PayPal sued for negligence in data breach that affected 35,000 users

News
Mar 06, 20233 mins
Data BreachLegal

Alleged data breach victims have sued PayPal in federal court for failing to safeguard their personal data, and are asking for class-action certification.

Networking cables viewed through a magnifying lens reveal a data breach.
Credit: AndreyPopov / Getty Images

A pending class action lawsuit accuses online payments giant PayPal of failing to adequately safeguard the personal information of its users, leaving them vulnerable to identity theft and related ills at the hands of the unidentified perpetrators of a data breach that occurred late last year.

Nearly 35,000 people were affected by the cyberattack, which used previously compromised usernames and passwords to gain access to PayPal’s systems. PayPal’s notice to users whose personal information was compromised indicated that the company first learned of the attack just before the holidays in 2022, and that the attack was eventually determined to have happened between December 6 and December 8.

The notice was sent out January 19, and said that there was “no evidence” that the compromised logins were taken from PayPal’s systems. Rather, it’s likely that username and password data gleaned from other cyberattacks were used to attempt to log in to PayPal accounts, which succeeded in some cases where users recycled their passwords.

Lawsuit says PayPal failed to comply with FTC guidelines

The plaintiffs in the civil suit, one of whom is from Texas and the other from Nebraska, accuse PayPal of failing to comply with FTC guidelines for data protection, essentially saying that the company was negligent in its protection of consumer data. The suit was filed last week in the Northern District of California.

The complaint levels nine individual charges at PayPal, accusing the company of unjust enrichment, violating multiple state consumer protection laws, breach of contract, negligence and negligence per se. (The last means, in essence, that the company breached a duty of care imposed on it by a specific law, rather than a more general legal duty of care required for a standard negligence claim.) These allegations are based on a wide variety of asserted facts, and the complaint accused PayPal of failing to adhere to a host of different NIST Cybersecurity Frameworks.

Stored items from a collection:
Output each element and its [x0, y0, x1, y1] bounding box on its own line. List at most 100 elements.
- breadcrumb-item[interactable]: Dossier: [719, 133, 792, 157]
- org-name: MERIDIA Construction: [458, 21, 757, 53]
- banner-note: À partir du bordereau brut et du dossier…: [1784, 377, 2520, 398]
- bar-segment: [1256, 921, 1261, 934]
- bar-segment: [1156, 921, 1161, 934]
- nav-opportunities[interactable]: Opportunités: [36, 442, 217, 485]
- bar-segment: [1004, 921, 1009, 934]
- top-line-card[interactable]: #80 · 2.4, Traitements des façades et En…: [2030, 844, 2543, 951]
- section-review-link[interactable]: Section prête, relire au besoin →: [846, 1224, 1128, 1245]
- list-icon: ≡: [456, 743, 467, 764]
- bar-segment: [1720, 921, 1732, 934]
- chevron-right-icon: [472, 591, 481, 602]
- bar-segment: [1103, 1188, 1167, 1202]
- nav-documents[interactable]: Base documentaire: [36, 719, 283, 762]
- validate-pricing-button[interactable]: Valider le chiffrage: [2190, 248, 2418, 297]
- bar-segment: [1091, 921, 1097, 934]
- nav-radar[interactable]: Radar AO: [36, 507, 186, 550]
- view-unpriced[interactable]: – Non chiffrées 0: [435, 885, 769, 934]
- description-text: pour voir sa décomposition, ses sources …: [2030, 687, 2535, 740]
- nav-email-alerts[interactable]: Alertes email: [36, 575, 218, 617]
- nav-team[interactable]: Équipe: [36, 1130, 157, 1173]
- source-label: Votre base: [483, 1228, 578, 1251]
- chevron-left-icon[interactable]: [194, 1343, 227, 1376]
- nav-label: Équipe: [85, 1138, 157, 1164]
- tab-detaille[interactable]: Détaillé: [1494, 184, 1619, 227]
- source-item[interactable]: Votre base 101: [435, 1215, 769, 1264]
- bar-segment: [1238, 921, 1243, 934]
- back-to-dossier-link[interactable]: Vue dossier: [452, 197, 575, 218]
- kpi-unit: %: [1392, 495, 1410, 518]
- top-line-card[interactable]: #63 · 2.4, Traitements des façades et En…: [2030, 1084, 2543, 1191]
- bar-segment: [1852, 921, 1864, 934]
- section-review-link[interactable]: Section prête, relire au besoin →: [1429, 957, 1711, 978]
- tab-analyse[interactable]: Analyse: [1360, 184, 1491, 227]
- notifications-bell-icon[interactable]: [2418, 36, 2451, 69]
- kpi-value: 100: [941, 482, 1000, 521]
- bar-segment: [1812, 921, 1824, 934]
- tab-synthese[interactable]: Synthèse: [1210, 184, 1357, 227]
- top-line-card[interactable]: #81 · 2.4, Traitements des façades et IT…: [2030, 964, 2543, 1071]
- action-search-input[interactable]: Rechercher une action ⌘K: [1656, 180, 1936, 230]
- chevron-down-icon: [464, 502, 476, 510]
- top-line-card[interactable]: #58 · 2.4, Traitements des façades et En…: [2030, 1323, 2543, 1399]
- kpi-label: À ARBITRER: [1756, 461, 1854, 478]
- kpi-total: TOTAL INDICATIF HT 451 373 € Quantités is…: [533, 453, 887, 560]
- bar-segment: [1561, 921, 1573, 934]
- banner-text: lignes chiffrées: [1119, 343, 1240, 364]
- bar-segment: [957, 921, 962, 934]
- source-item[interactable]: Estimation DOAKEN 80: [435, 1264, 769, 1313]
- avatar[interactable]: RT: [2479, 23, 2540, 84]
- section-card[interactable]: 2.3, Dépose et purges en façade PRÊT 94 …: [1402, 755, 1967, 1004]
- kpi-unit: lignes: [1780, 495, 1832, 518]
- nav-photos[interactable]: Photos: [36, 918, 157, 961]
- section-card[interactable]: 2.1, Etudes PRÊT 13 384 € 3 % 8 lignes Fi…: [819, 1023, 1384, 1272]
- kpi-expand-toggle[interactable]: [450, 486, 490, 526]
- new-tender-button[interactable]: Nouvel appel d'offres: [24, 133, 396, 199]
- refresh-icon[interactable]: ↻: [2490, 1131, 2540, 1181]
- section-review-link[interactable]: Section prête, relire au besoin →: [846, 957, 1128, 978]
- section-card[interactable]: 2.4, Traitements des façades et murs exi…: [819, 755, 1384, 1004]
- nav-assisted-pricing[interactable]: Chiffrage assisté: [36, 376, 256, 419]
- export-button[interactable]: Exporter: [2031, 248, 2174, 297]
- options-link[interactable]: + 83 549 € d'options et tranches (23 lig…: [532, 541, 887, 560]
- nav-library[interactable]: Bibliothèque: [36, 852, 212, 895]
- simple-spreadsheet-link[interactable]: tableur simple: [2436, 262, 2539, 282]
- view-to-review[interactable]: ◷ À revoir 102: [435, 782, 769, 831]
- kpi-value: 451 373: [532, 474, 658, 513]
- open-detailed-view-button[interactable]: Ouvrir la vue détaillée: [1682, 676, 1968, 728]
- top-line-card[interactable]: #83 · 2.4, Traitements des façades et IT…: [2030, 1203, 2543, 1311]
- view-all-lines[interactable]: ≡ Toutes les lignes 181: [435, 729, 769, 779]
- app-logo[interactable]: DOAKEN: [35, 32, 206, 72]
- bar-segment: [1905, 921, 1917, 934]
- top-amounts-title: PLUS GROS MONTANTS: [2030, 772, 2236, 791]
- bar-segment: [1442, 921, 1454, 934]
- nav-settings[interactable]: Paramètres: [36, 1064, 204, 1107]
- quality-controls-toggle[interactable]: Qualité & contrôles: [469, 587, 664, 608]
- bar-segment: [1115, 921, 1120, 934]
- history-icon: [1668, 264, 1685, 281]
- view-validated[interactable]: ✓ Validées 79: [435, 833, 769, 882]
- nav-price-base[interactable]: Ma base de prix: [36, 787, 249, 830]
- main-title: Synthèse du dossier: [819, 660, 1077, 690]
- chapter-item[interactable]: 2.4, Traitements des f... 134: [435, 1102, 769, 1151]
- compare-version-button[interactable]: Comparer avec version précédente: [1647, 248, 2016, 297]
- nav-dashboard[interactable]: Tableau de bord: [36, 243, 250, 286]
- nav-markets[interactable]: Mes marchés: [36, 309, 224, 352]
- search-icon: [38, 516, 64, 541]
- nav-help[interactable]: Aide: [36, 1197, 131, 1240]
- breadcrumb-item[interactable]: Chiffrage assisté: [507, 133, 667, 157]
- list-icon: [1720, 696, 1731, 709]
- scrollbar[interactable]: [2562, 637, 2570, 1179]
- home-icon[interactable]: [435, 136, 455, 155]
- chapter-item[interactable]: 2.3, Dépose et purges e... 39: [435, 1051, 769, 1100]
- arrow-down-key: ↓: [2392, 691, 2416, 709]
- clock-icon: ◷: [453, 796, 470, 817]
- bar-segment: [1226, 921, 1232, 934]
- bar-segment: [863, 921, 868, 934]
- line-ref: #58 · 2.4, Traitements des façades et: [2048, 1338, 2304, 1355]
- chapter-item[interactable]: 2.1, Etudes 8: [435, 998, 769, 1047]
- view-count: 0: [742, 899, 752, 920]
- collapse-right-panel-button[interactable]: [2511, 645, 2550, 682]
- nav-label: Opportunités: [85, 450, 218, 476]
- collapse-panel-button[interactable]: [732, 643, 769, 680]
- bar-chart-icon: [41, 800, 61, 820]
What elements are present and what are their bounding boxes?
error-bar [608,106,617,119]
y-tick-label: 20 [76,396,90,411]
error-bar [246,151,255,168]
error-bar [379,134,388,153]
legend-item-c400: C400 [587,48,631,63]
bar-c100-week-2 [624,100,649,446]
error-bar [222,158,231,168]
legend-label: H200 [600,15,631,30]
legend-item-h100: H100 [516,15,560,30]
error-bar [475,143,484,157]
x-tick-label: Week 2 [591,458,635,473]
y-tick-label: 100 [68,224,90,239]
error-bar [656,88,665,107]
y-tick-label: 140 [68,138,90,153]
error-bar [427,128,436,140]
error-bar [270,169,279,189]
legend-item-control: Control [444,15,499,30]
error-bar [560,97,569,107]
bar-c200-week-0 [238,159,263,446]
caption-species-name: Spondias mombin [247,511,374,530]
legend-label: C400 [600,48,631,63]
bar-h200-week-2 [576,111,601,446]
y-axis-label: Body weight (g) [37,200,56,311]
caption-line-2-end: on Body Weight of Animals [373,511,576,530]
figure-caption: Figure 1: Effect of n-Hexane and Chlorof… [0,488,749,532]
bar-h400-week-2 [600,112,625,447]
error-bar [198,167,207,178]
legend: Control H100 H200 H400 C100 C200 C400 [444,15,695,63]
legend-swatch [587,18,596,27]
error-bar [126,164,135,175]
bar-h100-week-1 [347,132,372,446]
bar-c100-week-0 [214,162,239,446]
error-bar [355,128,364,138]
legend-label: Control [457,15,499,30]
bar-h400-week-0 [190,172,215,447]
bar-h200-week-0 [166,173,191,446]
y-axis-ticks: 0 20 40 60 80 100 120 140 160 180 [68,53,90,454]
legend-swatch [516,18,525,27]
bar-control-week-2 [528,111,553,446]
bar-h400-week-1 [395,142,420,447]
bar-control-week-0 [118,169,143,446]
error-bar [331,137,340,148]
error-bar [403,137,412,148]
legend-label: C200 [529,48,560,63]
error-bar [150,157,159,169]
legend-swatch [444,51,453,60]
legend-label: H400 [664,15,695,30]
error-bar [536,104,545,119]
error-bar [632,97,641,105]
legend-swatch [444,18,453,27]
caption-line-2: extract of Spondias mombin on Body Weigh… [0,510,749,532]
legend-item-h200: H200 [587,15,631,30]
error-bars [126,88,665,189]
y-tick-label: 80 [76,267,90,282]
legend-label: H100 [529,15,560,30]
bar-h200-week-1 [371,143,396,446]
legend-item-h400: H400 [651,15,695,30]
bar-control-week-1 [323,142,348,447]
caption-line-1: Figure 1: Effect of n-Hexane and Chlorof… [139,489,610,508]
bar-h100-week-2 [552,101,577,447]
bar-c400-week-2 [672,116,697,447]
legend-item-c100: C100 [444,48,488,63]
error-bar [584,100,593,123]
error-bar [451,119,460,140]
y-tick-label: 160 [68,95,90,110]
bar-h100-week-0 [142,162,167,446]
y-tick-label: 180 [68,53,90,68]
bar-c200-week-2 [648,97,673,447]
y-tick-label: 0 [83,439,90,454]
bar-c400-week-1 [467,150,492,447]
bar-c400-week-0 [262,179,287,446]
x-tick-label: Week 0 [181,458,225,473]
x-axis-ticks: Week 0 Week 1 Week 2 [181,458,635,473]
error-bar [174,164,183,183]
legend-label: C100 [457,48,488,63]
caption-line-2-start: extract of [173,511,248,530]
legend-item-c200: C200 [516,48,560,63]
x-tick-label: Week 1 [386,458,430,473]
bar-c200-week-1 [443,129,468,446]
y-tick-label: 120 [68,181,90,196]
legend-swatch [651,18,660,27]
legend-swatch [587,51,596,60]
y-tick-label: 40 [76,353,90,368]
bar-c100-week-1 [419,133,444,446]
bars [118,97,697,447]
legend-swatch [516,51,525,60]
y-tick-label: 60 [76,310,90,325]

Problem set:
• A. Translate this sentence from the article on the PayPal lawsuit into Spanish: "The suit was filed last week in the Northern District of California."
• B. Rewrite the stretch of the article on the PayPal lawsuit from "Credit: AndreyPopov /" through "and December 8.", changing "identity theft" to "financial fraud".
These records have nothing to do with the article on the PayPal lawsuit.

Solutions below:
• A. La demanda se presentó la semana pasada en el Distrito Norte de California.

• B.
Credit: AndreyPopov / Getty Images

A pending class action lawsuit accuses online payments giant PayPal of failing to adequately safeguard the personal information of its users, leaving them vulnerable to financial fraud and related ills at the hands of the unidentified perpetrators of a data breach that occurred late last year.

Nearly 35,000 people were affected by the cyberattack, which used previously compromised usernames and passwords to gain access to PayPal’s systems. PayPal’s notice to users whose personal information was compromised indicated that the company first learned of the attack just before the holidays in 2022, and that the attack was eventually determined to have happened between December 6 and December 8.